* **Task data**
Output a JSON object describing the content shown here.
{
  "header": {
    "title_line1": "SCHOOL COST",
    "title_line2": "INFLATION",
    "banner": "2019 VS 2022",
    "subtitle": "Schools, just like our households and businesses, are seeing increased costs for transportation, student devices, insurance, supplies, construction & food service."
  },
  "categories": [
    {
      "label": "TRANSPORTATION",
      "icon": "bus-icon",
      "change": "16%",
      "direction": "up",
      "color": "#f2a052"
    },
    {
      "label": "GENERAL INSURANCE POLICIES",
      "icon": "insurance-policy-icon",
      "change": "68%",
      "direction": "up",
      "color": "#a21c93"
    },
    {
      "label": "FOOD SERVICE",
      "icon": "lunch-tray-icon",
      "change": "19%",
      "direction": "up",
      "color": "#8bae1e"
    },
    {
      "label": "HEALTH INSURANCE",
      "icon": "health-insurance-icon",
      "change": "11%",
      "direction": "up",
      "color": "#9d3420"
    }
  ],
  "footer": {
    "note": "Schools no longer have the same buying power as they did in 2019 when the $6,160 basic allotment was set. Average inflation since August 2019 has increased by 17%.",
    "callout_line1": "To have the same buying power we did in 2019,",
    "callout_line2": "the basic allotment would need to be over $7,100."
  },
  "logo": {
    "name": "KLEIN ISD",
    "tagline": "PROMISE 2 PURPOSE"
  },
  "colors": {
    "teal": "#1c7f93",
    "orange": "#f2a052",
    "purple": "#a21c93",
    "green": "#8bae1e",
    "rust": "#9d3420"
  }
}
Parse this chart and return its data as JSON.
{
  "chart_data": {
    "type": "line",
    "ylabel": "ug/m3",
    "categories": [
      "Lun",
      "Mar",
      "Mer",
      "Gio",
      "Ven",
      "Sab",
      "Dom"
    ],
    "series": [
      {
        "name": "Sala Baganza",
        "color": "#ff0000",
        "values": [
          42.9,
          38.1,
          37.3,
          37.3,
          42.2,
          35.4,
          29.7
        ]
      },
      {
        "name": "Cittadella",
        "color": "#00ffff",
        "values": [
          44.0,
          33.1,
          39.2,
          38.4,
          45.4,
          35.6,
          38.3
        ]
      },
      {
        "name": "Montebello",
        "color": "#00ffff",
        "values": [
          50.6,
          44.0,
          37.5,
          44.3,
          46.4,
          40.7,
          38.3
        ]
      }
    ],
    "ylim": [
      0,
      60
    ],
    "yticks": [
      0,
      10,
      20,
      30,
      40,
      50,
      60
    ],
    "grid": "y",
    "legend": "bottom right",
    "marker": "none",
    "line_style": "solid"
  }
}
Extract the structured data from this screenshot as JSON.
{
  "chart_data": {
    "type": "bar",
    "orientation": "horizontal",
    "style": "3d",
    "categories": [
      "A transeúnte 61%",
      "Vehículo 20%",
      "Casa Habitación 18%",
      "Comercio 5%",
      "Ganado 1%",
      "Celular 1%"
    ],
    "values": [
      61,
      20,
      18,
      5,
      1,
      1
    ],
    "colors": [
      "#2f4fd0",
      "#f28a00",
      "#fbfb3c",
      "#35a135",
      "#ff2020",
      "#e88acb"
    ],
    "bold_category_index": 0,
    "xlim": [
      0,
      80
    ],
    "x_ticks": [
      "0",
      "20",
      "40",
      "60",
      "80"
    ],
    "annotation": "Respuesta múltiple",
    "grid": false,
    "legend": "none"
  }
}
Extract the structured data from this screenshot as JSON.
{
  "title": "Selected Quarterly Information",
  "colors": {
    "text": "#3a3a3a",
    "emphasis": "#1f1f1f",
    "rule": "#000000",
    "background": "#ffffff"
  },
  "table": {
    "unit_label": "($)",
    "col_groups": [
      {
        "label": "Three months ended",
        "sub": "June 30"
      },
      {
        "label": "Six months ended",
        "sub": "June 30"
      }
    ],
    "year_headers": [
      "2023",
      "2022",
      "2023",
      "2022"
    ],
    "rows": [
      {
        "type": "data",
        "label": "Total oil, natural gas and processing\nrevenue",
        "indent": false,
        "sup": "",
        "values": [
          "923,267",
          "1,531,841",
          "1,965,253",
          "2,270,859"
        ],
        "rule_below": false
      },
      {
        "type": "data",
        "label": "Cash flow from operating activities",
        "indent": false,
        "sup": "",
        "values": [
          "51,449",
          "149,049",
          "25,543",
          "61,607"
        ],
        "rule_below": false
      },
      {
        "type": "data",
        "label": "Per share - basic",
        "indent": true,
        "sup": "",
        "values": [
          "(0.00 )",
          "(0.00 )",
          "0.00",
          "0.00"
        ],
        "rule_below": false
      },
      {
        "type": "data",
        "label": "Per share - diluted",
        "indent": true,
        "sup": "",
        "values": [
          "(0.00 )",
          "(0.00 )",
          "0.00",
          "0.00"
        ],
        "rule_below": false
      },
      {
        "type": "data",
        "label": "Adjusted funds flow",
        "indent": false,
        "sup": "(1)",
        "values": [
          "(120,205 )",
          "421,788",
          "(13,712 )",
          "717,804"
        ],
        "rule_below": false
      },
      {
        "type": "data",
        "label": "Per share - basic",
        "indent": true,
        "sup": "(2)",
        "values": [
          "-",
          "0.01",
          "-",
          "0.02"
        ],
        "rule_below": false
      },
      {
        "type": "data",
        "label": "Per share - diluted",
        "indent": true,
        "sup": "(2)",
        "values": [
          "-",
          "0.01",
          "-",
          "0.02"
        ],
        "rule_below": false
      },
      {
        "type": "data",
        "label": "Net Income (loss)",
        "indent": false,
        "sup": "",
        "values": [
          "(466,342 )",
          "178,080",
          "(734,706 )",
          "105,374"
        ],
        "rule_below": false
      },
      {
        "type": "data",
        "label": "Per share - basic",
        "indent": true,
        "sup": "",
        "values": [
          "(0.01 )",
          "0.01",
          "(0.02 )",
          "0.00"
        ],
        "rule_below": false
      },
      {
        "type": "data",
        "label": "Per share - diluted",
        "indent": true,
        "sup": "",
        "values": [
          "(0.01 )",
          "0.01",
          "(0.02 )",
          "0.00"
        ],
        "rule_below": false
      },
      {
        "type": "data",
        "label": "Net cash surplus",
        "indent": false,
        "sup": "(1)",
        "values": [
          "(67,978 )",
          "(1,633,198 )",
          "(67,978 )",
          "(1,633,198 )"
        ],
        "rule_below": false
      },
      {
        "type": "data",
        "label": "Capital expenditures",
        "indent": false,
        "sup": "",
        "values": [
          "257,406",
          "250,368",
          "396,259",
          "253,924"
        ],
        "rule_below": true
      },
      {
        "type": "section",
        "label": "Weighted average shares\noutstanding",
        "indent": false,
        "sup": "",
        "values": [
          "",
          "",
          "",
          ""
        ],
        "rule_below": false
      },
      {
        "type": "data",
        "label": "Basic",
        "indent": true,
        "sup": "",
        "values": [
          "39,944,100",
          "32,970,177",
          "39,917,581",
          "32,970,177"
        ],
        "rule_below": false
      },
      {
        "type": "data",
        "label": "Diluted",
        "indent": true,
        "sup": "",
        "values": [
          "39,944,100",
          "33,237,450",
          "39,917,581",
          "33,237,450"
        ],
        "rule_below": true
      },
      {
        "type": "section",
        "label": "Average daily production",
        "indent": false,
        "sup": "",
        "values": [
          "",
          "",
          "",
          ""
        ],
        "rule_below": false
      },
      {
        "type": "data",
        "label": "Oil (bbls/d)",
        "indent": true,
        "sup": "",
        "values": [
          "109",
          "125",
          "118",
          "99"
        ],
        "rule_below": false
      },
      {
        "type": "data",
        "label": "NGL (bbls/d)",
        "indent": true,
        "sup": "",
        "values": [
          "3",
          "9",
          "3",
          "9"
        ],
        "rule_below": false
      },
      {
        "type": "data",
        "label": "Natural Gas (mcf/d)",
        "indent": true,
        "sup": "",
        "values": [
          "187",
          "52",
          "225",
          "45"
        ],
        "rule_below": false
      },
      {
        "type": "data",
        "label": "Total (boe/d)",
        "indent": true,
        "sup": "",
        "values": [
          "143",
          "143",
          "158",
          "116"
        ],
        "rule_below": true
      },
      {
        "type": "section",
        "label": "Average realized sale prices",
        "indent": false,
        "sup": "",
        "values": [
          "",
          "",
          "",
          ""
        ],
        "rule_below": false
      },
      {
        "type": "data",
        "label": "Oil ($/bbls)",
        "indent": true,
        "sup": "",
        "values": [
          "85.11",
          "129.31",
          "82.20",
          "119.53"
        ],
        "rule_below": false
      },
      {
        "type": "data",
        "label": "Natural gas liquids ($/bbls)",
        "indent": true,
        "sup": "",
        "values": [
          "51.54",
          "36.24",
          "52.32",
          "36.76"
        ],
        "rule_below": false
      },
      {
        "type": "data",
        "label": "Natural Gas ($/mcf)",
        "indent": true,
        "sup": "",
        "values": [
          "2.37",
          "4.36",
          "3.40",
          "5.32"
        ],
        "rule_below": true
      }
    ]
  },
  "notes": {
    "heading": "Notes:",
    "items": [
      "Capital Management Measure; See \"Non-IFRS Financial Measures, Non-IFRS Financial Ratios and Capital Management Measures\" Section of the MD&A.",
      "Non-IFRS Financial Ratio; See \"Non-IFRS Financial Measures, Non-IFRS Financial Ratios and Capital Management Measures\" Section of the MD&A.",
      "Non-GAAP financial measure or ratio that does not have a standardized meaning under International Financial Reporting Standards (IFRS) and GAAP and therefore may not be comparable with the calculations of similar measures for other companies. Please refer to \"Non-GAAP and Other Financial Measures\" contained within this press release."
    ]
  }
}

* **Stated problem**
Where a line of the entries contains the word "Total", copy that line.

* **Answer to the problem**
        "label": "Total oil, natural gas and processing\nrevenue",
        "label": "Total (boe/d)",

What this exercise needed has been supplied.